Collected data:
— BEGIN —

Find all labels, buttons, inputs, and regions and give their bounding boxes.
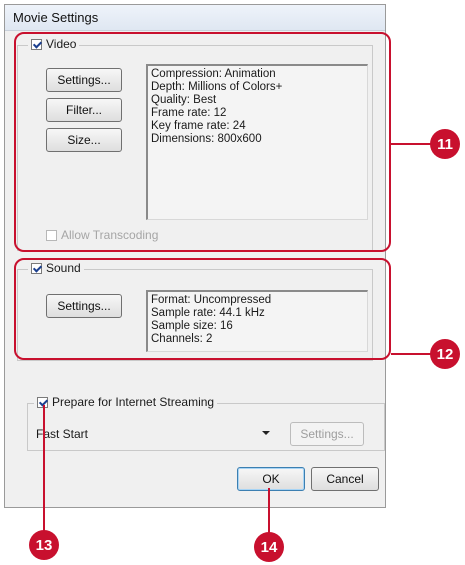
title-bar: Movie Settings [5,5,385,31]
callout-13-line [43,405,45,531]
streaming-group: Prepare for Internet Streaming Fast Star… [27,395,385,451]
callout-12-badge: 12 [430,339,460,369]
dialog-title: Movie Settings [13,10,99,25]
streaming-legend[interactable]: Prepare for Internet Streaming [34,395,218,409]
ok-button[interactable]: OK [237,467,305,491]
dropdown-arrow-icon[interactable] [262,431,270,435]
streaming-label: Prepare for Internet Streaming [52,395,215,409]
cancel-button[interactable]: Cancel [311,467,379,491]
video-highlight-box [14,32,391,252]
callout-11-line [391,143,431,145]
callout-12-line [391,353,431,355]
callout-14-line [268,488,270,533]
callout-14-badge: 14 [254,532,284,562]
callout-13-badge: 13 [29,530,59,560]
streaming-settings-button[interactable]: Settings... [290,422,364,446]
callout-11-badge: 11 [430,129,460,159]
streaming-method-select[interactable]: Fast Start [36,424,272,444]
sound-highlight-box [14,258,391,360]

— END —

Aim: Copy out all of the lines above character for character, leaving out the picture.

Task result:
Find all labels, buttons, inputs, and regions and give their bounding boxes.
title-bar: Movie Settings [5,5,385,31]
callout-13-line [43,405,45,531]
streaming-group: Prepare for Internet Streaming Fast Star… [27,395,385,451]
callout-12-badge: 12 [430,339,460,369]
dialog-title: Movie Settings [13,10,99,25]
streaming-legend[interactable]: Prepare for Internet Streaming [34,395,218,409]
ok-button[interactable]: OK [237,467,305,491]
dropdown-arrow-icon[interactable] [262,431,270,435]
streaming-label: Prepare for Internet Streaming [52,395,215,409]
cancel-button[interactable]: Cancel [311,467,379,491]
video-highlight-box [14,32,391,252]
callout-11-line [391,143,431,145]
callout-12-line [391,353,431,355]
callout-14-line [268,488,270,533]
callout-14-badge: 14 [254,532,284,562]
callout-13-badge: 13 [29,530,59,560]
streaming-settings-button[interactable]: Settings... [290,422,364,446]
callout-11-badge: 11 [430,129,460,159]
streaming-method-select[interactable]: Fast Start [36,424,272,444]
sound-highlight-box [14,258,391,360]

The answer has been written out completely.